[Source records]
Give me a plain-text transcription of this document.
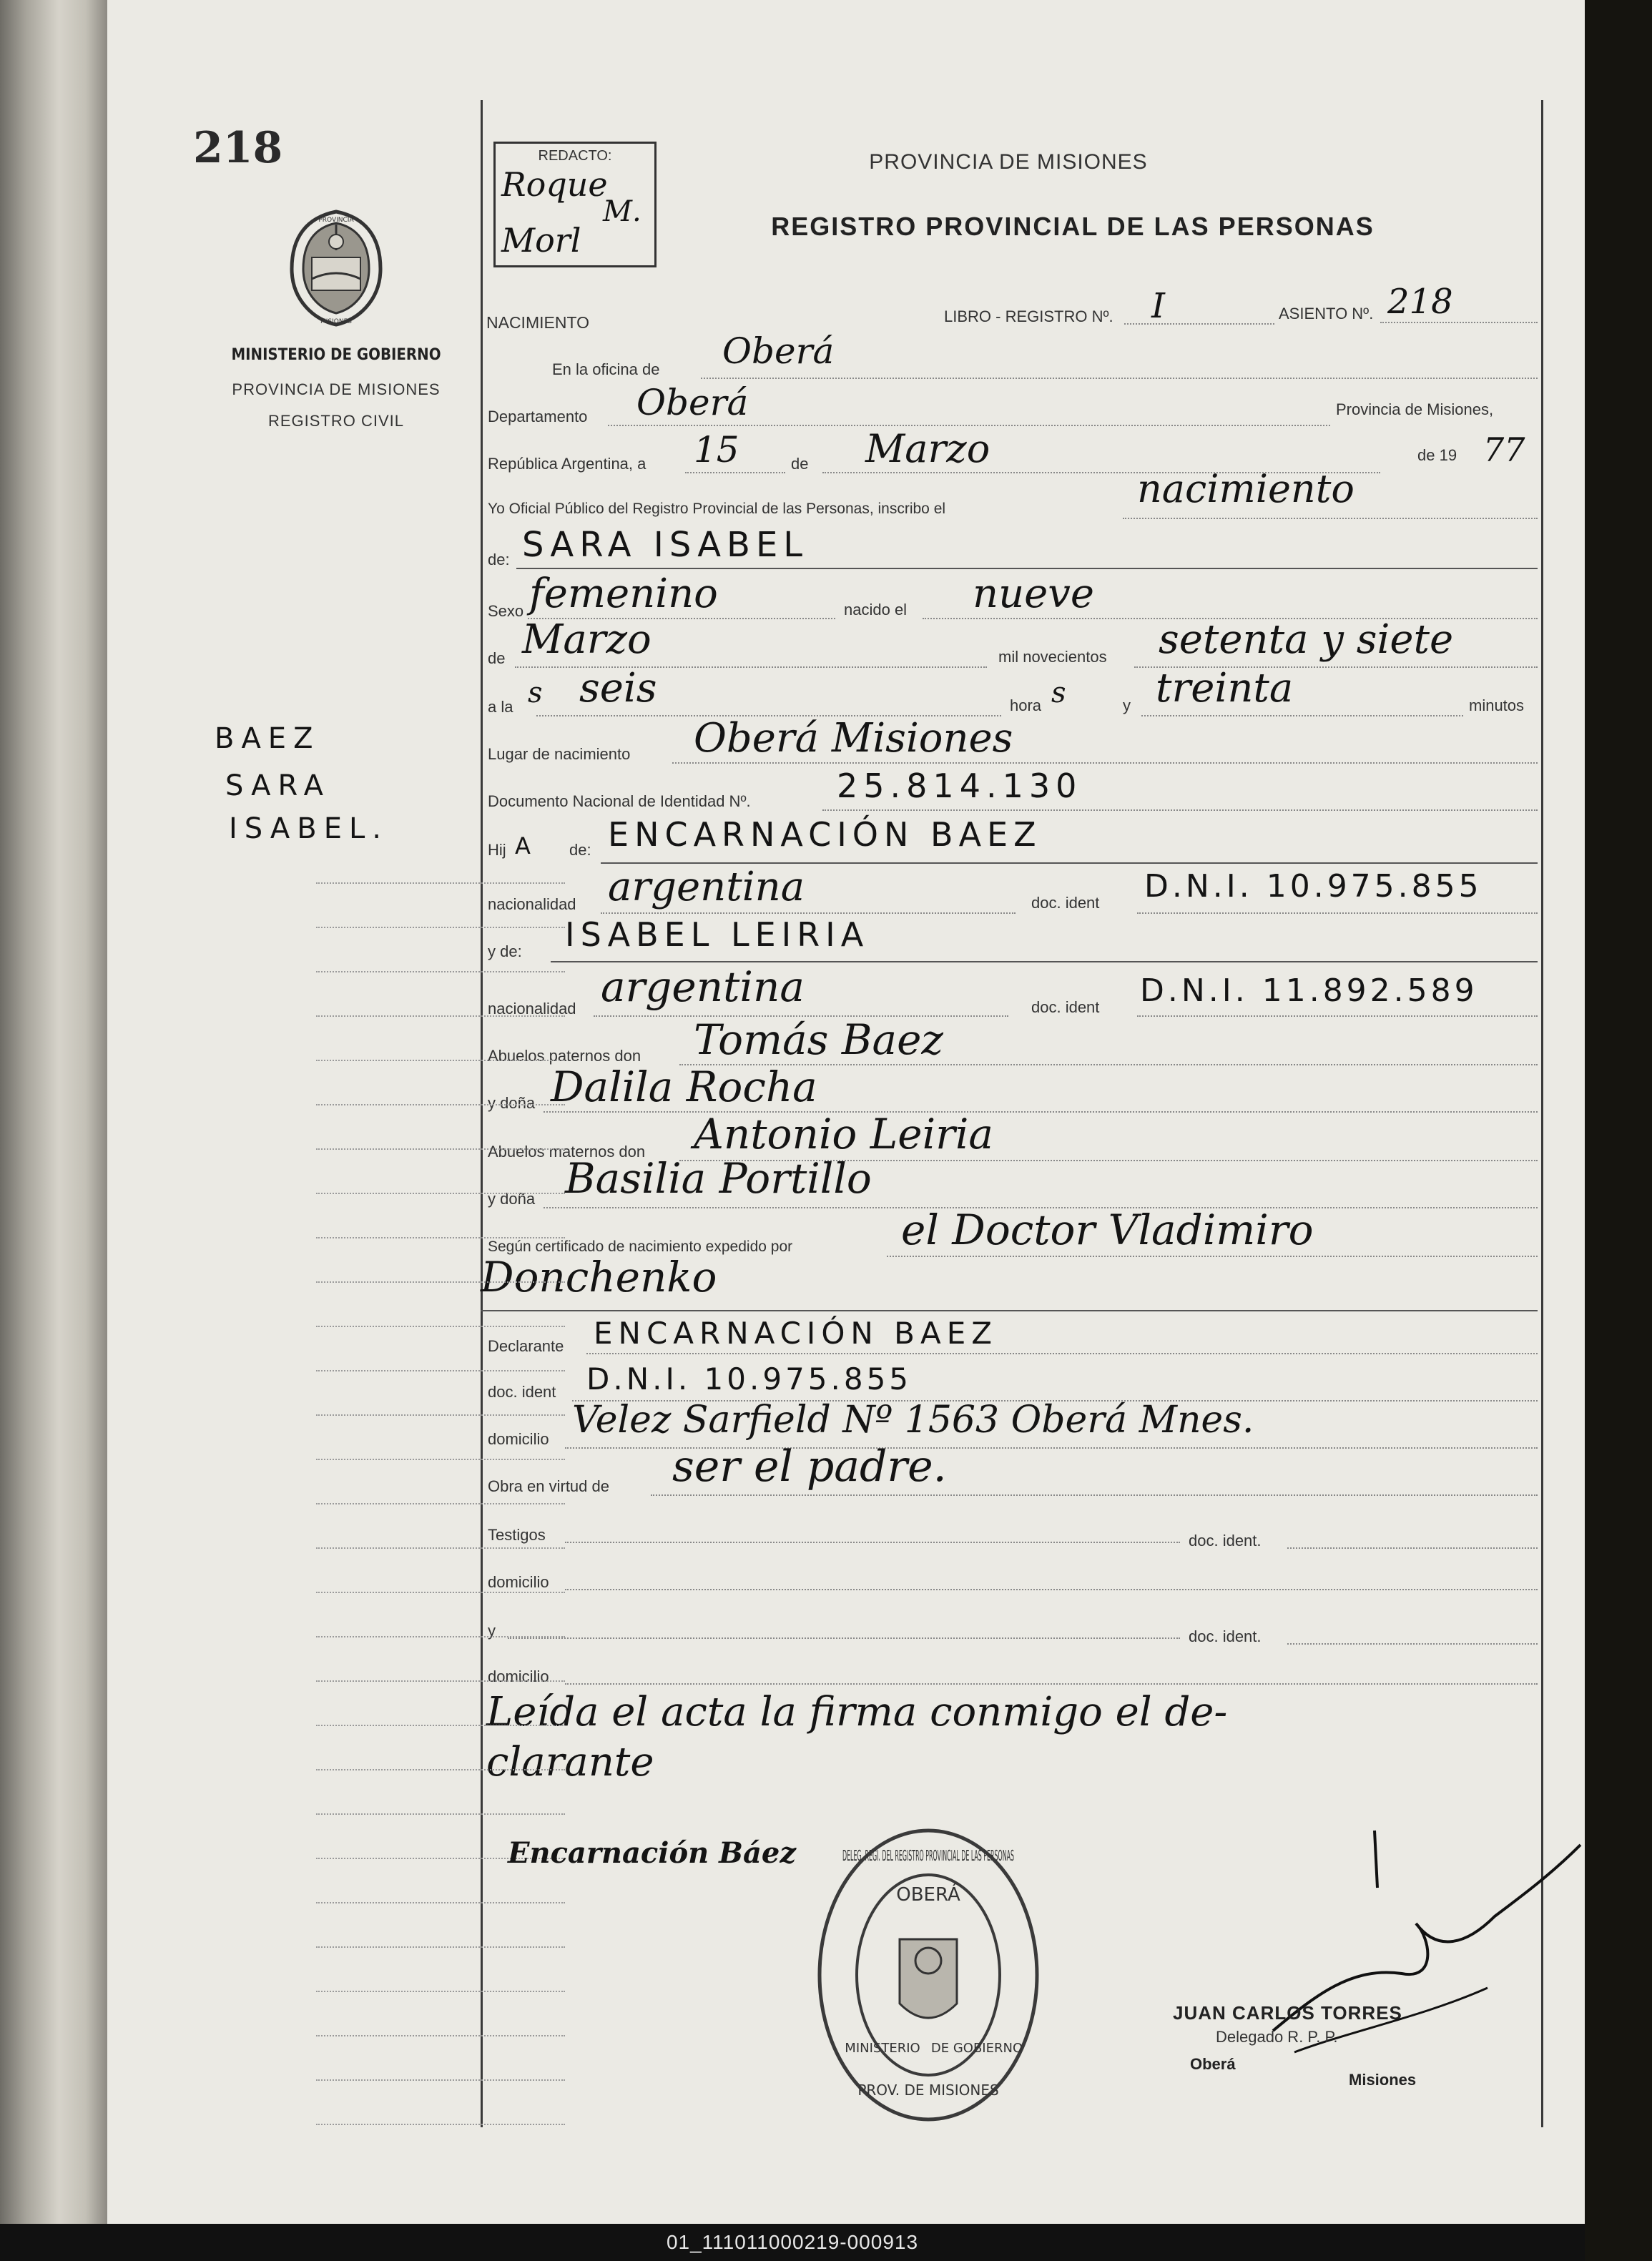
218
PROVINCIA
MISIONES
MINISTERIO DE GOBIERNO
PROVINCIA DE MISIONES
REGISTRO CIVIL
REDACTO:
Roque
M.
Morl
PROVINCIA DE MISIONES
REGISTRO PROVINCIAL DE LAS PERSONAS
NACIMIENTO	LIBRO - REGISTRO Nº. I	ASIENTO Nº. 218
En la oficina de Oberá
Departamento Oberá	Provincia de Misiones,
República Argentina, a 15	de Marzo	de 19 77
Yo Oficial Público del Registro Provincial de las Personas, inscribo el	nacimiento
de: SARA ISABEL
Sexo femenino	nacido el nueve
de Marzo	mil novecientos setenta y siete
a la s seis	hora s	y treinta	minutos
Lugar de nacimiento Oberá Misiones
Documento Nacional de Identidad Nº.	25.814.130
Hij A de: ENCARNACIÓN BAEZ
nacionalidad argentina	doc. ident D.N.I. 10.975.855
y de: ISABEL LEIRIA
nacionalidad argentina	doc. ident D.N.I. 11.892.589
Abuelos paternos don Tomás Baez
y doña Dalila Rocha
Abuelos maternos don Antonio Leiria
y doña Basilia Portillo
Según certificado de nacimiento expedido por	el Doctor Vladimiro
Donchenko
Declarante ENCARNACIÓN BAEZ
doc. ident D.N.I. 10.975.855
domicilio Velez Sarfield Nº 1563 Oberá Mnes.
Obra en virtud de ser el padre.
Testigos	doc. ident.
domicilio
y	doc. ident.
domicilio
Leída el acta la firma conmigo el de-
clarante
BAEZ
SARA
ISABEL.
Encarnación Báez	DELEG. REGI. DEL REGISTRO PROVINCIAL DE LAS PERSONAS
OBERÁ
MINISTERIO DE GOBIERNO
PROV. DE MISIONES
JUAN CARLOS TORRES
Delegado R. P. P.
Oberá
Misiones
01_111011000219-000913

▶ What needs to be done:
Your answer should be only a number: how many lines of the data above contain the string "ISABEL"?

▶ Exercise output:
3